--- begin ---

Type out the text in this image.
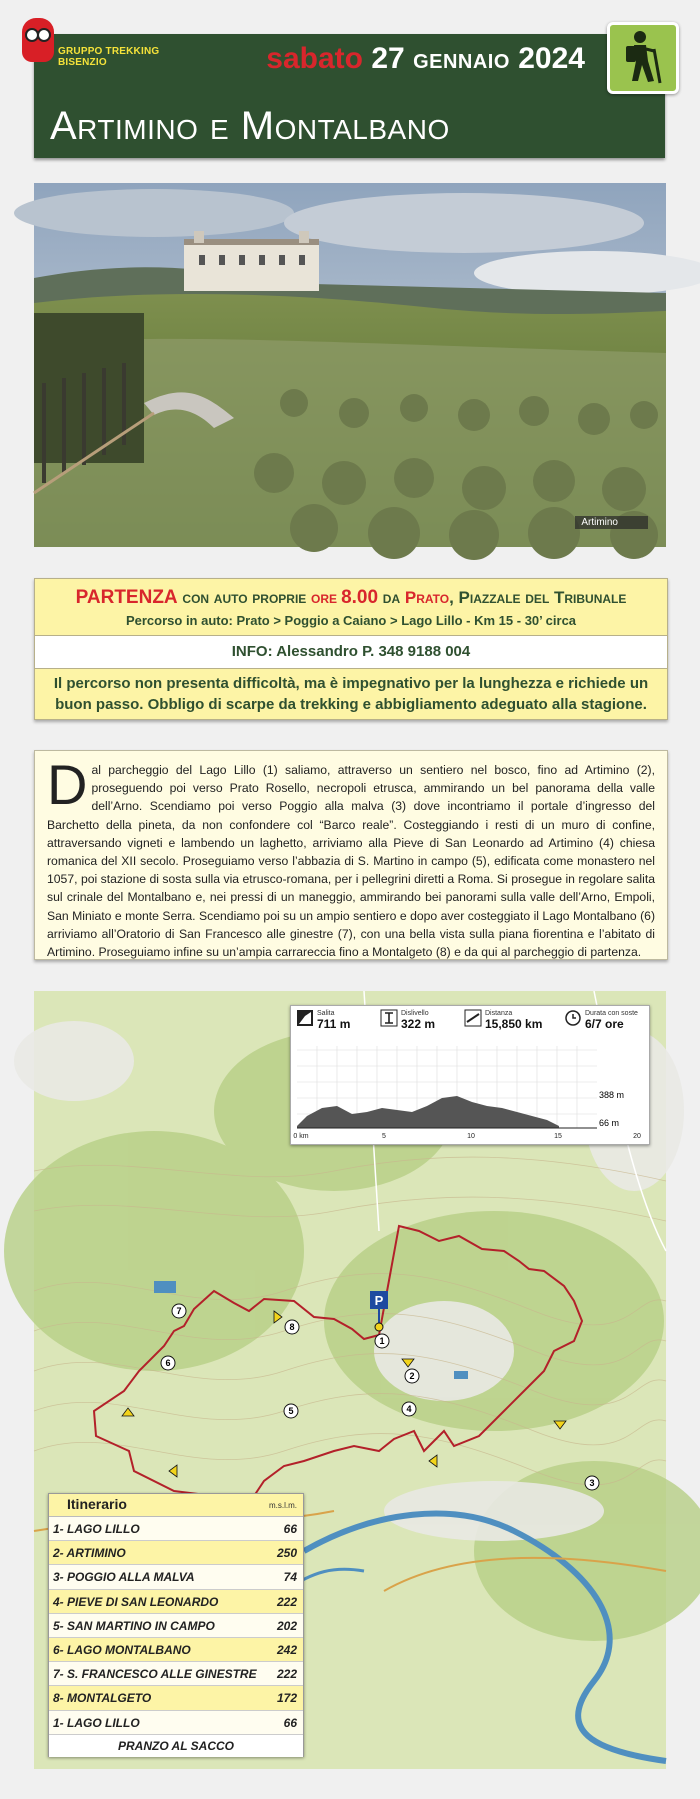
sabato 27 GENNAIO 2024
Artimino e Montalbano
GRUPPO TREKKING BISENZIO
Artimino
PARTENZA con auto proprie ore 8.00 da Prato, Piazzale del Tribunale
Percorso in auto: Prato > Poggio a Caiano > Lago Lillo - Km 15 - 30’ circa
INFO: Alessandro P. 348 9188 004
Il percorso non presenta difficoltà, ma è impegnativo per la lunghezza e richiede un buon passo. Obbligo di scarpe da trekking e abbigliamento adeguato alla stagione.

Dal parcheggio del Lago Lillo (1) saliamo, attraverso un sentiero nel bosco, fino ad Artimino (2), proseguendo poi verso Prato Rosello, necropoli etrusca, ammirando un bel panorama della valle dell’Arno. Scendiamo poi verso Poggio alla malva (3) dove incontriamo il portale d’ingresso del Barchetto della pineta, da non confondere col “Barco reale”. Costeggiando i resti di un muro di confine, attraversando vigneti e lambendo un laghetto, arriviamo alla Pieve di San Leonardo ad Artimino (4) chiesa romanica del XII secolo. Proseguiamo verso l’abbazia di S. Martino in campo (5), edificata come monastero nel 1057, poi stazione di sosta sulla via etrusco-romana, per i pellegrini diretti a Roma. Si prosegue in regolare salita sul crinale del Montalbano e, nei pressi di un maneggio, ammirando bei panorami sulla valle dell’Arno, Empoli, San Miniato e monte Serra. Scendiamo poi su un ampio sentiero e dopo aver costeggiato il Lago Montalbano (6) arriviamo all’Oratorio di San Francesco alle ginestre (7), con una bella vista sulla piana fiorentina e l’abitato di Artimino. Proseguiamo infine su un’ampia carrareccia fino a Montalgeto (8) e da qui al parcheggio di partenza.

P
1
2
3
4
5
6
7
8
Salita
711 m
Dislivello
322 m
Distanza
15,850 km
Durata con soste
6/7 ore
388 m
66 m
0 km	5	10	15	20
Itinerario	m.s.l.m.
1- LAGO LILLO	66
2- ARTIMINO	250
3- POGGIO ALLA MALVA	74
4- PIEVE DI SAN LEONARDO	222
5- SAN MARTINO IN CAMPO	202
6- LAGO MONTALBANO	242
7- S. FRANCESCO ALLE GINESTRE 222
8- MONTALGETO	172
1- LAGO LILLO	66
PRANZO AL SACCO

--- end ---

_INSTRUCTION_
Repeat the listing verbatim. Skip the pictures.

_EXERCISE RESULT_
Type out the text in this image.
sabato 27 GENNAIO 2024
Artimino e Montalbano
GRUPPO TREKKING BISENZIO
Artimino
PARTENZA con auto proprie ore 8.00 da Prato, Piazzale del Tribunale
Percorso in auto: Prato > Poggio a Caiano > Lago Lillo - Km 15 - 30’ circa
INFO: Alessandro P. 348 9188 004
Il percorso non presenta difficoltà, ma è impegnativo per la lunghezza e richiede un buon passo. Obbligo di scarpe da trekking e abbigliamento adeguato alla stagione.

Dal parcheggio del Lago Lillo (1) saliamo, attraverso un sentiero nel bosco, fino ad Artimino (2), proseguendo poi verso Prato Rosello, necropoli etrusca, ammirando un bel panorama della valle dell’Arno. Scendiamo poi verso Poggio alla malva (3) dove incontriamo il portale d’ingresso del Barchetto della pineta, da non confondere col “Barco reale”. Costeggiando i resti di un muro di confine, attraversando vigneti e lambendo un laghetto, arriviamo alla Pieve di San Leonardo ad Artimino (4) chiesa romanica del XII secolo. Proseguiamo verso l’abbazia di S. Martino in campo (5), edificata come monastero nel 1057, poi stazione di sosta sulla via etrusco-romana, per i pellegrini diretti a Roma. Si prosegue in regolare salita sul crinale del Montalbano e, nei pressi di un maneggio, ammirando bei panorami sulla valle dell’Arno, Empoli, San Miniato e monte Serra. Scendiamo poi su un ampio sentiero e dopo aver costeggiato il Lago Montalbano (6) arriviamo all’Oratorio di San Francesco alle ginestre (7), con una bella vista sulla piana fiorentina e l’abitato di Artimino. Proseguiamo infine su un’ampia carrareccia fino a Montalgeto (8) e da qui al parcheggio di partenza.

P
1
2
3
4
5
6
7
8
Salita
711 m
Dislivello
322 m
Distanza
15,850 km
Durata con soste
6/7 ore
388 m
66 m
0 km	5	10	15	20
Itinerario	m.s.l.m.
1- LAGO LILLO	66
2- ARTIMINO	250
3- POGGIO ALLA MALVA	74
4- PIEVE DI SAN LEONARDO	222
5- SAN MARTINO IN CAMPO	202
6- LAGO MONTALBANO	242
7- S. FRANCESCO ALLE GINESTRE 222
8- MONTALGETO	172
1- LAGO LILLO	66
PRANZO AL SACCO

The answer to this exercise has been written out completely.